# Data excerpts
────────────────
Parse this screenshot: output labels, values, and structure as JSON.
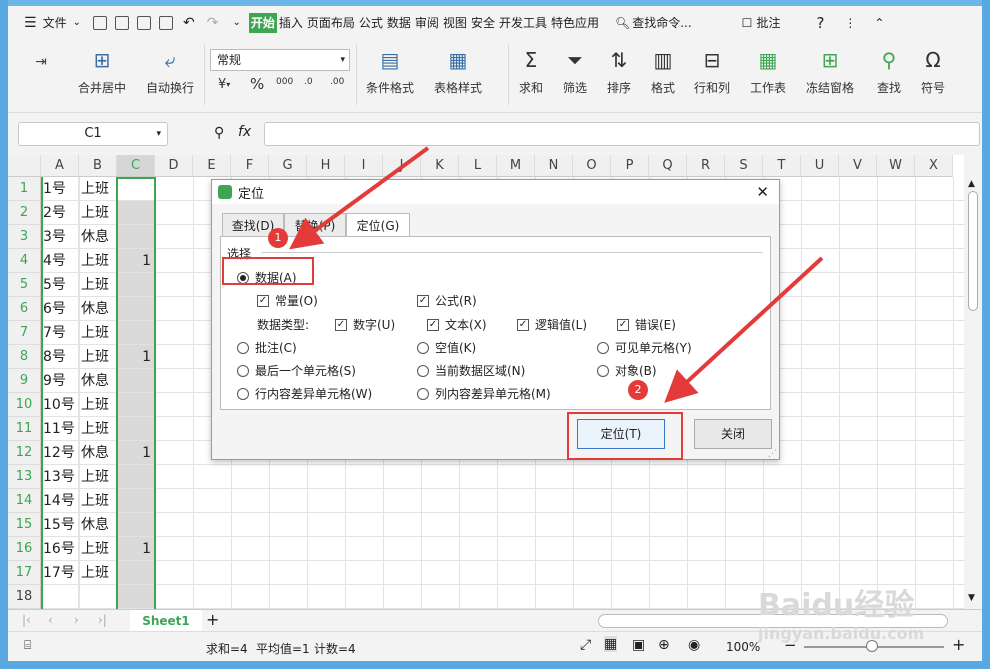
{
  "menubar": {
    "file": "文件",
    "tabs": [
      "开始",
      "插入",
      "页面布局",
      "公式",
      "数据",
      "审阅",
      "视图",
      "安全",
      "开发工具",
      "特色应用"
    ],
    "search": "查找命令...",
    "annotate": "批注",
    "help": "?"
  },
  "ribbon": {
    "merge_center": "合并居中",
    "wrap_text": "自动换行",
    "format_select": "常规",
    "pct": "%",
    "thousands": "000",
    "cond_format": "条件格式",
    "table_style": "表格样式",
    "sum": "求和",
    "filter": "筛选",
    "sort": "排序",
    "format": "格式",
    "rows_cols": "行和列",
    "worksheet": "工作表",
    "freeze": "冻结窗格",
    "find": "查找",
    "symbol": "符号"
  },
  "formula_bar": {
    "cell_ref": "C1",
    "fx": "fx"
  },
  "grid": {
    "columns": [
      "A",
      "B",
      "C",
      "D",
      "E",
      "F",
      "G",
      "H",
      "I",
      "J",
      "K",
      "L",
      "M",
      "N",
      "O",
      "P",
      "Q",
      "R",
      "S",
      "T",
      "U",
      "V",
      "W",
      "X"
    ],
    "rows": [
      "1",
      "2",
      "3",
      "4",
      "5",
      "6",
      "7",
      "8",
      "9",
      "10",
      "11",
      "12",
      "13",
      "14",
      "15",
      "16",
      "17",
      "18"
    ],
    "col_a": [
      "1号",
      "2号",
      "3号",
      "4号",
      "5号",
      "6号",
      "7号",
      "8号",
      "9号",
      "10号",
      "11号",
      "12号",
      "13号",
      "14号",
      "15号",
      "16号",
      "17号",
      ""
    ],
    "col_b": [
      "上班",
      "上班",
      "休息",
      "上班",
      "上班",
      "休息",
      "上班",
      "上班",
      "休息",
      "上班",
      "上班",
      "休息",
      "上班",
      "上班",
      "休息",
      "上班",
      "上班",
      ""
    ],
    "col_c": [
      "",
      "",
      "",
      "1",
      "",
      "",
      "",
      "1",
      "",
      "",
      "",
      "1",
      "",
      "",
      "",
      "1",
      "",
      ""
    ]
  },
  "sheets": {
    "active": "Sheet1",
    "add": "+"
  },
  "status": {
    "sum": "求和=4",
    "avg": "平均值=1",
    "count": "计数=4",
    "zoom": "100%"
  },
  "dialog": {
    "title": "定位",
    "tabs": [
      "查找(D)",
      "替换(P)",
      "定位(G)"
    ],
    "group": "选择",
    "data": "数据(A)",
    "constant": "常量(O)",
    "formula": "公式(R)",
    "data_type_label": "数据类型:",
    "number": "数字(U)",
    "text": "文本(X)",
    "logical": "逻辑值(L)",
    "error": "错误(E)",
    "comment": "批注(C)",
    "blank": "空值(K)",
    "visible": "可见单元格(Y)",
    "last_cell": "最后一个单元格(S)",
    "current_region": "当前数据区域(N)",
    "object": "对象(B)",
    "row_diff": "行内容差异单元格(W)",
    "col_diff": "列内容差异单元格(M)",
    "locate_btn": "定位(T)",
    "close_btn": "关闭"
  },
  "annotations": {
    "badge1": "1",
    "badge2": "2"
  },
  "watermark": {
    "line1": "Baidu经验",
    "line2": "jingyan.baidu.com"
  },
  "colors": {
    "accent": "#3ea653",
    "annotation": "#e33a3a",
    "frame": "#5aa8e0"
  }
}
────────────────
# What is needed
Would you set down the listing exactly, omitting pictures?

# Task answer
Parse this screenshot: output labels, values, and structure as JSON.
{
  "menubar": {
    "file": "文件",
    "tabs": [
      "开始",
      "插入",
      "页面布局",
      "公式",
      "数据",
      "审阅",
      "视图",
      "安全",
      "开发工具",
      "特色应用"
    ],
    "search": "查找命令...",
    "annotate": "批注",
    "help": "?"
  },
  "ribbon": {
    "merge_center": "合并居中",
    "wrap_text": "自动换行",
    "format_select": "常规",
    "pct": "%",
    "thousands": "000",
    "cond_format": "条件格式",
    "table_style": "表格样式",
    "sum": "求和",
    "filter": "筛选",
    "sort": "排序",
    "format": "格式",
    "rows_cols": "行和列",
    "worksheet": "工作表",
    "freeze": "冻结窗格",
    "find": "查找",
    "symbol": "符号"
  },
  "formula_bar": {
    "cell_ref": "C1",
    "fx": "fx"
  },
  "grid": {
    "columns": [
      "A",
      "B",
      "C",
      "D",
      "E",
      "F",
      "G",
      "H",
      "I",
      "J",
      "K",
      "L",
      "M",
      "N",
      "O",
      "P",
      "Q",
      "R",
      "S",
      "T",
      "U",
      "V",
      "W",
      "X"
    ],
    "rows": [
      "1",
      "2",
      "3",
      "4",
      "5",
      "6",
      "7",
      "8",
      "9",
      "10",
      "11",
      "12",
      "13",
      "14",
      "15",
      "16",
      "17",
      "18"
    ],
    "col_a": [
      "1号",
      "2号",
      "3号",
      "4号",
      "5号",
      "6号",
      "7号",
      "8号",
      "9号",
      "10号",
      "11号",
      "12号",
      "13号",
      "14号",
      "15号",
      "16号",
      "17号",
      ""
    ],
    "col_b": [
      "上班",
      "上班",
      "休息",
      "上班",
      "上班",
      "休息",
      "上班",
      "上班",
      "休息",
      "上班",
      "上班",
      "休息",
      "上班",
      "上班",
      "休息",
      "上班",
      "上班",
      ""
    ],
    "col_c": [
      "",
      "",
      "",
      "1",
      "",
      "",
      "",
      "1",
      "",
      "",
      "",
      "1",
      "",
      "",
      "",
      "1",
      "",
      ""
    ]
  },
  "sheets": {
    "active": "Sheet1",
    "add": "+"
  },
  "status": {
    "sum": "求和=4",
    "avg": "平均值=1",
    "count": "计数=4",
    "zoom": "100%"
  },
  "dialog": {
    "title": "定位",
    "tabs": [
      "查找(D)",
      "替换(P)",
      "定位(G)"
    ],
    "group": "选择",
    "data": "数据(A)",
    "constant": "常量(O)",
    "formula": "公式(R)",
    "data_type_label": "数据类型:",
    "number": "数字(U)",
    "text": "文本(X)",
    "logical": "逻辑值(L)",
    "error": "错误(E)",
    "comment": "批注(C)",
    "blank": "空值(K)",
    "visible": "可见单元格(Y)",
    "last_cell": "最后一个单元格(S)",
    "current_region": "当前数据区域(N)",
    "object": "对象(B)",
    "row_diff": "行内容差异单元格(W)",
    "col_diff": "列内容差异单元格(M)",
    "locate_btn": "定位(T)",
    "close_btn": "关闭"
  },
  "annotations": {
    "badge1": "1",
    "badge2": "2"
  },
  "watermark": {
    "line1": "Baidu经验",
    "line2": "jingyan.baidu.com"
  },
  "colors": {
    "accent": "#3ea653",
    "annotation": "#e33a3a",
    "frame": "#5aa8e0"
  }
}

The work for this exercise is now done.